Listings of boxed layout items
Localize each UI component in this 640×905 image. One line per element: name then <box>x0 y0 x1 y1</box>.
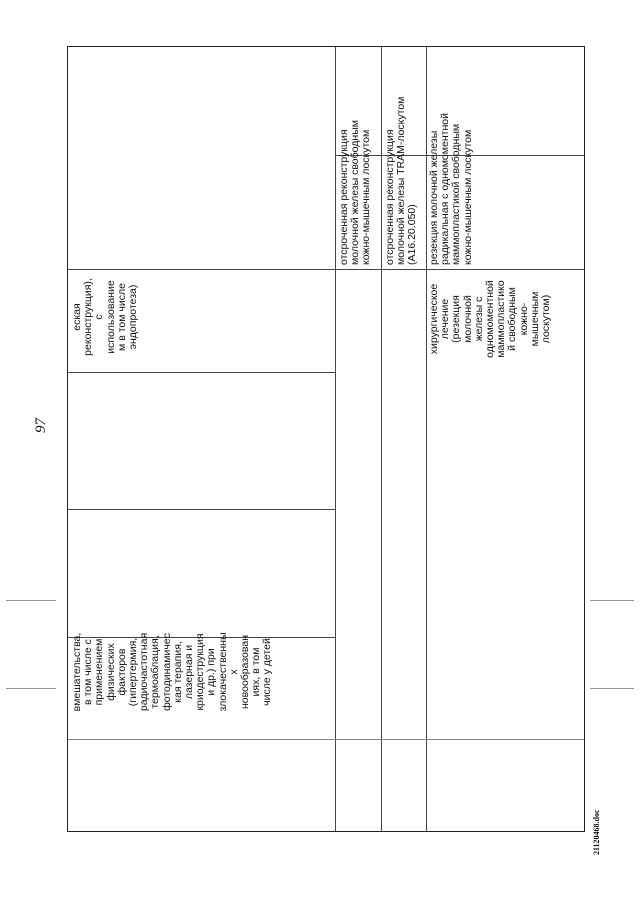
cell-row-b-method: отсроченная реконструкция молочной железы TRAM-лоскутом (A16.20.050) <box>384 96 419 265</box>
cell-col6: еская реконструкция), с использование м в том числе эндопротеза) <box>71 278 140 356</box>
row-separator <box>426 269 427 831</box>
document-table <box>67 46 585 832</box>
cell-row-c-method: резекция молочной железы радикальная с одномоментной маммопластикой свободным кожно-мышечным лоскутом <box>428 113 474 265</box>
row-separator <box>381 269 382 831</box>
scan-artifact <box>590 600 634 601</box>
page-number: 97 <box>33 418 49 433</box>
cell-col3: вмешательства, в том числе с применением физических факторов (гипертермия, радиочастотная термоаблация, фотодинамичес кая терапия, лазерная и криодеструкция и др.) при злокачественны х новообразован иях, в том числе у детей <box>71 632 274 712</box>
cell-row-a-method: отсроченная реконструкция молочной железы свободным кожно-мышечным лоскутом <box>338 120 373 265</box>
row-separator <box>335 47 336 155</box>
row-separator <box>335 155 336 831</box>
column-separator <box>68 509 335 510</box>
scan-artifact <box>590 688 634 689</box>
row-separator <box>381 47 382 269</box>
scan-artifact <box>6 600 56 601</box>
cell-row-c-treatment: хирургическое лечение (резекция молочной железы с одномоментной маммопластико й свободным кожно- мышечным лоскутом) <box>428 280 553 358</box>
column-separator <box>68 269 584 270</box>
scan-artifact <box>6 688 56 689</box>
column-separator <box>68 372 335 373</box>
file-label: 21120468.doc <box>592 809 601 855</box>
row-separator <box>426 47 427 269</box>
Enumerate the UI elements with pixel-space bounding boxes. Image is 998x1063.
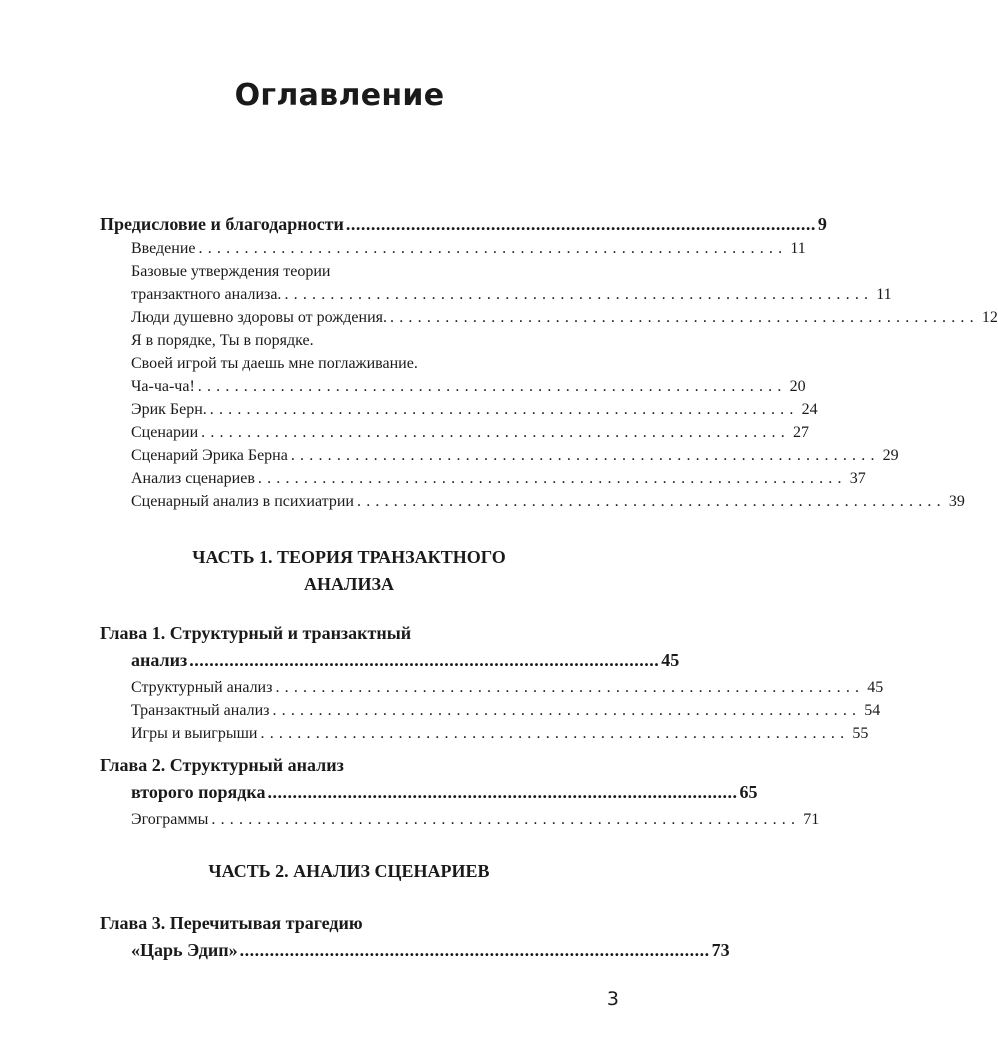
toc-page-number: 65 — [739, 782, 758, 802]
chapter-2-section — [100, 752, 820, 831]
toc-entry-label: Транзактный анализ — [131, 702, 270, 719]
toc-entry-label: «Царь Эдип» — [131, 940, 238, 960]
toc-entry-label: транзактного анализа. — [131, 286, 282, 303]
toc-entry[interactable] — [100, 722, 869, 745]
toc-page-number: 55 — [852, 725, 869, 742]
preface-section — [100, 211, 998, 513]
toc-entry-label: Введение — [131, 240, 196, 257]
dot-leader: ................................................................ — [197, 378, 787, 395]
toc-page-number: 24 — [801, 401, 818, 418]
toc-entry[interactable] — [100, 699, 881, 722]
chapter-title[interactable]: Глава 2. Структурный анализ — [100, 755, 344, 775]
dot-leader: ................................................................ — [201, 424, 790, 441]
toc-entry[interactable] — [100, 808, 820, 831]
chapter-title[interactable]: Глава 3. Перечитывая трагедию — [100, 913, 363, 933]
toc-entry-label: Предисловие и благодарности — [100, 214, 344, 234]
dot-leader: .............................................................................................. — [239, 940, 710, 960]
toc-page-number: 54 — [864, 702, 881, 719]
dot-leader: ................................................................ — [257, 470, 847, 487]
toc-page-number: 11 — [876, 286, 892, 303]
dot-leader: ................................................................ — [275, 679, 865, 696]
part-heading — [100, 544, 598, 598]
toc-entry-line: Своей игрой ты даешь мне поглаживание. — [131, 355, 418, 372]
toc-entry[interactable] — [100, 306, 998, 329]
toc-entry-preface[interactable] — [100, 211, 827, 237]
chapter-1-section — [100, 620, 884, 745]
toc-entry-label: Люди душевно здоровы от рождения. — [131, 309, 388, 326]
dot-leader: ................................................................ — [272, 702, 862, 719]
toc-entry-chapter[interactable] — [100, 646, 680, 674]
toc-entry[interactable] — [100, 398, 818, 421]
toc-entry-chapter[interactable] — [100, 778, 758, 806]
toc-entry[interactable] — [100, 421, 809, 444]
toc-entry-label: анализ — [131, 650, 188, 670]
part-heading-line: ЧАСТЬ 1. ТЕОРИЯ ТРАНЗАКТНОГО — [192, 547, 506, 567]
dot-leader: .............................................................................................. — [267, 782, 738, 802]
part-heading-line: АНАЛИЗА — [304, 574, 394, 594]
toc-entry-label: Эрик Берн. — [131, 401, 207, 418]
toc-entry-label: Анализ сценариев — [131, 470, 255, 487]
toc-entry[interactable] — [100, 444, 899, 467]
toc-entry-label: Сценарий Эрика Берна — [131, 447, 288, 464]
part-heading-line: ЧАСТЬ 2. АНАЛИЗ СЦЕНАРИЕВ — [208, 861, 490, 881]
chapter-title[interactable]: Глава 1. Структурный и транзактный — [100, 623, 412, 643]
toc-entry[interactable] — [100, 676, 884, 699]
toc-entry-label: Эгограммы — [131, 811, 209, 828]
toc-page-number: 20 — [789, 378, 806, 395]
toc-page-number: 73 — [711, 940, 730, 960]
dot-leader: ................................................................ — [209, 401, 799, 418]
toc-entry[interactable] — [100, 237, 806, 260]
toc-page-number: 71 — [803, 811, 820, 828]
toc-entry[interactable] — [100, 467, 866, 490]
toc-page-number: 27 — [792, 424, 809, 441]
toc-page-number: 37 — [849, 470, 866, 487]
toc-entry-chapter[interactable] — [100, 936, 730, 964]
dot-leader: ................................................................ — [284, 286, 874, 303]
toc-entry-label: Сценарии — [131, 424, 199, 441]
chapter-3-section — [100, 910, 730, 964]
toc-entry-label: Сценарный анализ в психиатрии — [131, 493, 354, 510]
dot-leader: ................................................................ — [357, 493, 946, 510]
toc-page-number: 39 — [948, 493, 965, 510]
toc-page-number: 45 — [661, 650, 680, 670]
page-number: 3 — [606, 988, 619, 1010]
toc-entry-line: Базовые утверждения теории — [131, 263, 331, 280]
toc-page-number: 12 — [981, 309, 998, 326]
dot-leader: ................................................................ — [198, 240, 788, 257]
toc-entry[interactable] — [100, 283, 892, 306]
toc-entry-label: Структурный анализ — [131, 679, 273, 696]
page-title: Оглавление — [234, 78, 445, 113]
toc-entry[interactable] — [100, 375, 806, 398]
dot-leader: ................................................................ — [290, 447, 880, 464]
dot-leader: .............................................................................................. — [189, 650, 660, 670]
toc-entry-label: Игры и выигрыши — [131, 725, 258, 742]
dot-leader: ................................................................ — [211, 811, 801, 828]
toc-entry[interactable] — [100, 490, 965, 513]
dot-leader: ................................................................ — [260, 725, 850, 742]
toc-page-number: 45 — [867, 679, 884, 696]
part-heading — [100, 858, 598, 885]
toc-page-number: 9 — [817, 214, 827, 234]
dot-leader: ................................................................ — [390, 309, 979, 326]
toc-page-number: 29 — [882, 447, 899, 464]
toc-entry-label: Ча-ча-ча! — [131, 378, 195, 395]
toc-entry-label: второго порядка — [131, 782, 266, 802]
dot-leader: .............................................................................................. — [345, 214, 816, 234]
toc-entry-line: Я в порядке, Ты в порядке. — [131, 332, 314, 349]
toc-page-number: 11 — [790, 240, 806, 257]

## EXERCISE BRIEF
Reproduce every line of the records above verbatim, omitting the pictures from your copy.

## RESULT FOR THIS EXERCISE
Localize each UI component in this 640×905 image. One line per element: name then <box>x0 y0 x1 y1</box>.
cell-row-b-method: отсроченная реконструкция молочной железы TRAM-лоскутом (A16.20.050) <box>384 96 419 265</box>
cell-col6: еская реконструкция), с использование м в том числе эндопротеза) <box>71 278 140 356</box>
row-separator <box>426 269 427 831</box>
document-table <box>67 46 585 832</box>
cell-row-c-method: резекция молочной железы радикальная с одномоментной маммопластикой свободным кожно-мышечным лоскутом <box>428 113 474 265</box>
row-separator <box>381 269 382 831</box>
scan-artifact <box>590 600 634 601</box>
page-number: 97 <box>33 418 49 433</box>
cell-col3: вмешательства, в том числе с применением физических факторов (гипертермия, радиочастотная термоаблация, фотодинамичес кая терапия, лазерная и криодеструкция и др.) при злокачественны х новообразован иях, в том числе у детей <box>71 632 274 712</box>
cell-row-a-method: отсроченная реконструкция молочной железы свободным кожно-мышечным лоскутом <box>338 120 373 265</box>
row-separator <box>335 47 336 155</box>
row-separator <box>335 155 336 831</box>
column-separator <box>68 509 335 510</box>
scan-artifact <box>590 688 634 689</box>
row-separator <box>381 47 382 269</box>
scan-artifact <box>6 600 56 601</box>
cell-row-c-treatment: хирургическое лечение (резекция молочной железы с одномоментной маммопластико й свободным кожно- мышечным лоскутом) <box>428 280 553 358</box>
column-separator <box>68 269 584 270</box>
scan-artifact <box>6 688 56 689</box>
column-separator <box>68 372 335 373</box>
file-label: 21120468.doc <box>592 809 601 855</box>
row-separator <box>426 47 427 269</box>
Enumerate the UI elements with pixel-space bounding boxes. Image is 998x1063.
toc-page-number: 65 — [739, 782, 758, 802]
chapter-2-section — [100, 752, 820, 831]
toc-entry-label: Транзактный анализ — [131, 702, 270, 719]
toc-entry-label: «Царь Эдип» — [131, 940, 238, 960]
toc-entry-label: транзактного анализа. — [131, 286, 282, 303]
toc-entry[interactable] — [100, 722, 869, 745]
toc-page-number: 55 — [852, 725, 869, 742]
preface-section — [100, 211, 998, 513]
toc-entry-label: Введение — [131, 240, 196, 257]
dot-leader: ................................................................ — [197, 378, 787, 395]
toc-page-number: 24 — [801, 401, 818, 418]
toc-entry[interactable] — [100, 699, 881, 722]
chapter-title[interactable]: Глава 2. Структурный анализ — [100, 755, 344, 775]
dot-leader: ................................................................ — [201, 424, 790, 441]
toc-entry[interactable] — [100, 808, 820, 831]
chapter-title[interactable]: Глава 3. Перечитывая трагедию — [100, 913, 363, 933]
toc-entry-label: Предисловие и благодарности — [100, 214, 344, 234]
dot-leader: .............................................................................................. — [239, 940, 710, 960]
toc-page-number: 54 — [864, 702, 881, 719]
dot-leader: ................................................................ — [257, 470, 847, 487]
toc-page-number: 11 — [876, 286, 892, 303]
dot-leader: ................................................................ — [275, 679, 865, 696]
part-heading — [100, 544, 598, 598]
toc-entry-line: Своей игрой ты даешь мне поглаживание. — [131, 355, 418, 372]
toc-entry[interactable] — [100, 306, 998, 329]
toc-entry-preface[interactable] — [100, 211, 827, 237]
chapter-1-section — [100, 620, 884, 745]
toc-entry-label: Люди душевно здоровы от рождения. — [131, 309, 388, 326]
dot-leader: ................................................................ — [272, 702, 862, 719]
toc-entry-chapter[interactable] — [100, 646, 680, 674]
toc-entry[interactable] — [100, 398, 818, 421]
toc-entry-chapter[interactable] — [100, 778, 758, 806]
toc-entry[interactable] — [100, 421, 809, 444]
toc-entry-label: анализ — [131, 650, 188, 670]
part-heading-line: ЧАСТЬ 1. ТЕОРИЯ ТРАНЗАКТНОГО — [192, 547, 506, 567]
dot-leader: .............................................................................................. — [267, 782, 738, 802]
part-heading-line: АНАЛИЗА — [304, 574, 394, 594]
toc-entry-label: Эрик Берн. — [131, 401, 207, 418]
toc-entry-label: Анализ сценариев — [131, 470, 255, 487]
toc-entry[interactable] — [100, 444, 899, 467]
toc-entry-label: Сценарий Эрика Берна — [131, 447, 288, 464]
part-heading-line: ЧАСТЬ 2. АНАЛИЗ СЦЕНАРИЕВ — [208, 861, 490, 881]
chapter-title[interactable]: Глава 1. Структурный и транзактный — [100, 623, 412, 643]
toc-entry[interactable] — [100, 676, 884, 699]
toc-entry-label: Эгограммы — [131, 811, 209, 828]
toc-page-number: 20 — [789, 378, 806, 395]
toc-page-number: 73 — [711, 940, 730, 960]
dot-leader: ................................................................ — [209, 401, 799, 418]
toc-entry[interactable] — [100, 237, 806, 260]
toc-page-number: 71 — [803, 811, 820, 828]
toc-entry[interactable] — [100, 467, 866, 490]
toc-page-number: 27 — [792, 424, 809, 441]
toc-page-number: 37 — [849, 470, 866, 487]
toc-entry-chapter[interactable] — [100, 936, 730, 964]
dot-leader: ................................................................ — [284, 286, 874, 303]
toc-entry-label: Сценарии — [131, 424, 199, 441]
chapter-3-section — [100, 910, 730, 964]
toc-entry-label: Сценарный анализ в психиатрии — [131, 493, 354, 510]
dot-leader: ................................................................ — [357, 493, 946, 510]
toc-page-number: 39 — [948, 493, 965, 510]
toc-page-number: 45 — [661, 650, 680, 670]
page-number: 3 — [606, 988, 619, 1010]
toc-entry-line: Базовые утверждения теории — [131, 263, 331, 280]
toc-page-number: 12 — [981, 309, 998, 326]
dot-leader: ................................................................ — [198, 240, 788, 257]
toc-entry[interactable] — [100, 283, 892, 306]
toc-entry-label: Структурный анализ — [131, 679, 273, 696]
page-title: Оглавление — [234, 78, 445, 113]
toc-entry[interactable] — [100, 375, 806, 398]
dot-leader: ................................................................ — [290, 447, 880, 464]
dot-leader: .............................................................................................. — [189, 650, 660, 670]
toc-entry-label: Игры и выигрыши — [131, 725, 258, 742]
dot-leader: ................................................................ — [211, 811, 801, 828]
toc-entry[interactable] — [100, 490, 965, 513]
dot-leader: ................................................................ — [260, 725, 850, 742]
toc-page-number: 45 — [867, 679, 884, 696]
part-heading — [100, 858, 598, 885]
toc-page-number: 9 — [817, 214, 827, 234]
dot-leader: ................................................................ — [390, 309, 979, 326]
toc-page-number: 29 — [882, 447, 899, 464]
toc-entry-label: Ча-ча-ча! — [131, 378, 195, 395]
toc-entry-label: второго порядка — [131, 782, 266, 802]
dot-leader: .............................................................................................. — [345, 214, 816, 234]
toc-entry-line: Я в порядке, Ты в порядке. — [131, 332, 314, 349]
toc-page-number: 11 — [790, 240, 806, 257]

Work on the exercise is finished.